Can you reproduce all of the lines below word for word, leaving the picture out of your answer?

§ Record set

+ + + + +

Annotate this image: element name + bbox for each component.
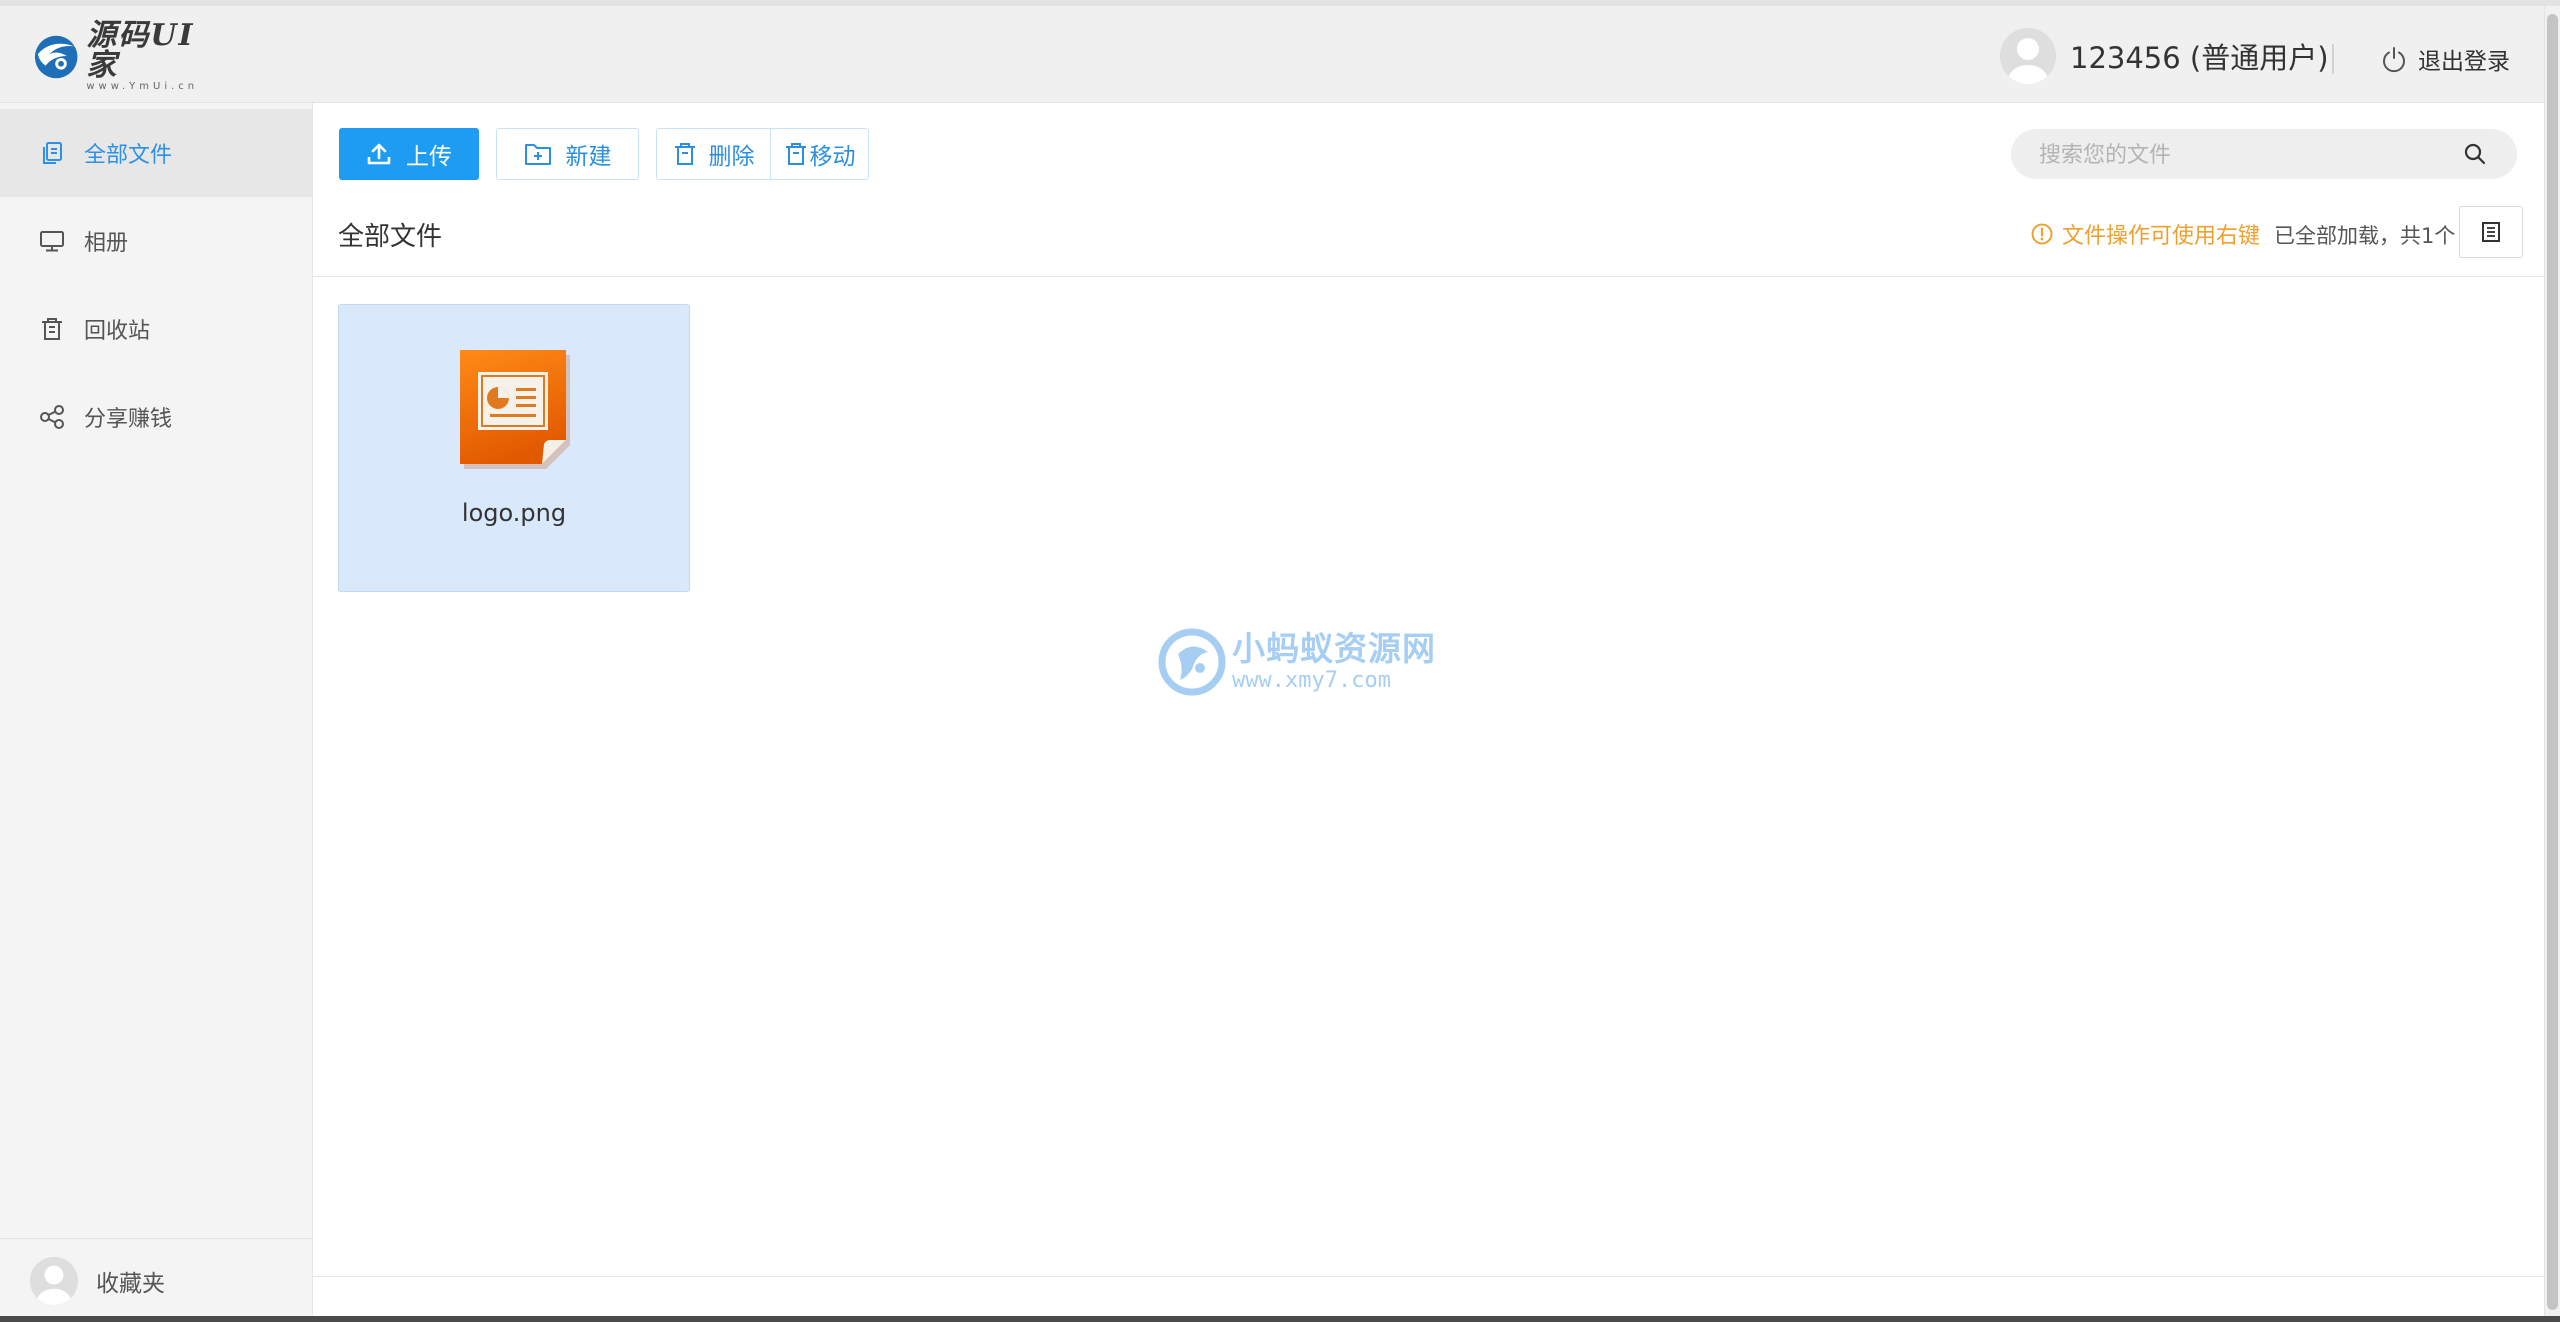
presentation-file-icon xyxy=(460,350,570,469)
monitor-icon xyxy=(40,231,64,252)
user-avatar-icon xyxy=(2000,28,2056,84)
trash-icon xyxy=(42,318,62,340)
sidebar-item-recycle-bin[interactable]: 回收站 xyxy=(0,285,312,373)
favorites-avatar xyxy=(30,1257,78,1305)
logo-wordmark: 源码UI家 www.YmUi.cn xyxy=(86,21,222,93)
app-logo[interactable]: 源码UI家 www.YmUi.cn xyxy=(32,21,222,92)
scrollbar-thumb[interactable] xyxy=(2547,14,2558,1310)
sidebar-item-label: 回收站 xyxy=(84,319,151,344)
upload-icon xyxy=(367,143,391,165)
favorites-label: 收藏夹 xyxy=(96,1271,165,1297)
content-divider xyxy=(313,276,2544,277)
sidebar-item-label: 全部文件 xyxy=(84,143,173,168)
logo-subtitle: www.YmUi.cn xyxy=(86,81,199,92)
sidebar-item-all-files[interactable]: 全部文件 xyxy=(0,109,312,197)
new-folder-icon xyxy=(524,144,551,165)
watermark-logo-icon xyxy=(1158,628,1226,696)
move-label: 移动 xyxy=(809,144,856,170)
upload-label: 上传 xyxy=(406,144,452,170)
file-name: logo.png xyxy=(461,499,567,527)
trash-icon xyxy=(674,143,695,165)
file-item[interactable]: logo.png xyxy=(338,304,690,592)
copy-icon xyxy=(43,142,62,164)
logo-swirl-icon xyxy=(34,35,78,79)
right-click-tip: 文件操作可使用右键 xyxy=(2030,218,2260,250)
list-view-icon xyxy=(2482,222,2500,242)
search-input[interactable] xyxy=(2037,129,2441,181)
top-header: 源码UI家 www.YmUi.cn 123456 (普通用户) 退出登录 xyxy=(0,6,2544,103)
move-icon xyxy=(785,143,806,165)
window-bottom-edge xyxy=(0,1316,2560,1322)
upload-button[interactable]: 上传 xyxy=(339,128,479,180)
sidebar-item-share-earn[interactable]: 分享赚钱 xyxy=(0,373,312,461)
new-folder-button[interactable]: 新建 xyxy=(496,128,639,180)
watermark: 小蚂蚁资源网 www.xmy7.com xyxy=(1154,622,1436,702)
delete-label: 删除 xyxy=(708,144,755,170)
logout-button[interactable]: 退出登录 xyxy=(2380,42,2510,76)
content-bottom-border xyxy=(313,1276,2544,1277)
view-toggle-button[interactable] xyxy=(2459,206,2523,258)
sidebar-item-label: 分享赚钱 xyxy=(84,407,173,432)
user-info[interactable]: 123456 (普通用户) xyxy=(2000,28,2329,84)
delete-button[interactable]: 删除 xyxy=(656,128,770,180)
power-icon xyxy=(2383,47,2405,73)
breadcrumb[interactable]: 全部文件 xyxy=(338,216,442,253)
watermark-text: 小蚂蚁资源网 xyxy=(1232,629,1436,668)
search-box xyxy=(2011,129,2517,181)
move-button[interactable]: 移动 xyxy=(770,128,869,180)
logo-title: 源码UI家 xyxy=(86,18,195,83)
user-avatar xyxy=(2000,28,2056,84)
user-name: 123456 (普通用户) xyxy=(2070,41,2329,75)
tip-text: 文件操作可使用右键 xyxy=(2062,224,2261,249)
share-icon xyxy=(40,405,64,429)
sidebar-item-album[interactable]: 相册 xyxy=(0,197,312,285)
watermark-url: www.xmy7.com xyxy=(1232,668,1391,693)
favorites-link[interactable]: 收藏夹 xyxy=(0,1238,312,1323)
new-label: 新建 xyxy=(565,144,612,170)
header-divider xyxy=(2332,44,2334,74)
user-avatar-icon xyxy=(30,1257,78,1305)
file-count: 已全部加载，共1个 xyxy=(2274,224,2456,248)
sidebar: 全部文件 相册 回收站 分享赚钱 收藏夹 xyxy=(0,103,313,1322)
info-circle-icon xyxy=(2031,223,2053,245)
sidebar-item-label: 相册 xyxy=(84,231,129,256)
search-icon[interactable] xyxy=(2463,142,2487,166)
logout-label: 退出登录 xyxy=(2418,49,2510,75)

+ + + + +

§ Response to the exercise
Annotate this image: element name + bbox for each component.
presentation-file-icon xyxy=(460,350,570,469)
monitor-icon xyxy=(40,231,64,252)
user-avatar-icon xyxy=(2000,28,2056,84)
trash-icon xyxy=(42,318,62,340)
sidebar-item-recycle-bin[interactable]: 回收站 xyxy=(0,285,312,373)
favorites-avatar xyxy=(30,1257,78,1305)
logo-wordmark: 源码UI家 www.YmUi.cn xyxy=(86,21,222,93)
app-logo[interactable]: 源码UI家 www.YmUi.cn xyxy=(32,21,222,92)
scrollbar-thumb[interactable] xyxy=(2547,14,2558,1310)
sidebar-item-label: 回收站 xyxy=(84,319,151,344)
upload-icon xyxy=(367,143,391,165)
favorites-label: 收藏夹 xyxy=(96,1271,165,1297)
content-divider xyxy=(313,276,2544,277)
sidebar-item-label: 全部文件 xyxy=(84,143,173,168)
logo-subtitle: www.YmUi.cn xyxy=(86,81,199,92)
sidebar-item-all-files[interactable]: 全部文件 xyxy=(0,109,312,197)
new-folder-icon xyxy=(524,144,551,165)
watermark-logo-icon xyxy=(1158,628,1226,696)
move-label: 移动 xyxy=(809,144,856,170)
upload-label: 上传 xyxy=(406,144,452,170)
file-name: logo.png xyxy=(461,499,567,527)
trash-icon xyxy=(674,143,695,165)
file-item[interactable]: logo.png xyxy=(338,304,690,592)
copy-icon xyxy=(43,142,62,164)
logo-swirl-icon xyxy=(34,35,78,79)
right-click-tip: 文件操作可使用右键 xyxy=(2030,218,2260,250)
list-view-icon xyxy=(2482,222,2500,242)
search-input[interactable] xyxy=(2037,129,2441,181)
top-header: 源码UI家 www.YmUi.cn 123456 (普通用户) 退出登录 xyxy=(0,6,2544,103)
move-icon xyxy=(785,143,806,165)
window-bottom-edge xyxy=(0,1316,2560,1322)
upload-button[interactable]: 上传 xyxy=(339,128,479,180)
sidebar-item-share-earn[interactable]: 分享赚钱 xyxy=(0,373,312,461)
new-folder-button[interactable]: 新建 xyxy=(496,128,639,180)
watermark: 小蚂蚁资源网 www.xmy7.com xyxy=(1154,622,1436,702)
delete-label: 删除 xyxy=(708,144,755,170)
logout-button[interactable]: 退出登录 xyxy=(2380,42,2510,76)
content-bottom-border xyxy=(313,1276,2544,1277)
view-toggle-button[interactable] xyxy=(2459,206,2523,258)
sidebar-item-label: 分享赚钱 xyxy=(84,407,173,432)
user-info[interactable]: 123456 (普通用户) xyxy=(2000,28,2329,84)
delete-button[interactable]: 删除 xyxy=(656,128,770,180)
power-icon xyxy=(2383,47,2405,73)
breadcrumb[interactable]: 全部文件 xyxy=(338,216,442,253)
watermark-text: 小蚂蚁资源网 xyxy=(1232,629,1436,668)
search-box xyxy=(2011,129,2517,181)
move-button[interactable]: 移动 xyxy=(770,128,869,180)
logo-title: 源码UI家 xyxy=(86,18,195,83)
user-avatar xyxy=(2000,28,2056,84)
user-name: 123456 (普通用户) xyxy=(2070,41,2329,75)
tip-text: 文件操作可使用右键 xyxy=(2062,224,2261,249)
share-icon xyxy=(40,405,64,429)
sidebar-item-album[interactable]: 相册 xyxy=(0,197,312,285)
watermark-url: www.xmy7.com xyxy=(1232,668,1391,693)
favorites-link[interactable]: 收藏夹 xyxy=(0,1238,312,1323)
new-label: 新建 xyxy=(565,144,612,170)
header-divider xyxy=(2332,44,2334,74)
user-avatar-icon xyxy=(30,1257,78,1305)
file-count: 已全部加载，共1个 xyxy=(2274,224,2456,248)
sidebar: 全部文件 相册 回收站 分享赚钱 收藏夹 xyxy=(0,103,313,1322)
info-circle-icon xyxy=(2031,223,2053,245)
sidebar-item-label: 相册 xyxy=(84,231,129,256)
search-icon[interactable] xyxy=(2463,142,2487,166)
logout-label: 退出登录 xyxy=(2418,49,2510,75)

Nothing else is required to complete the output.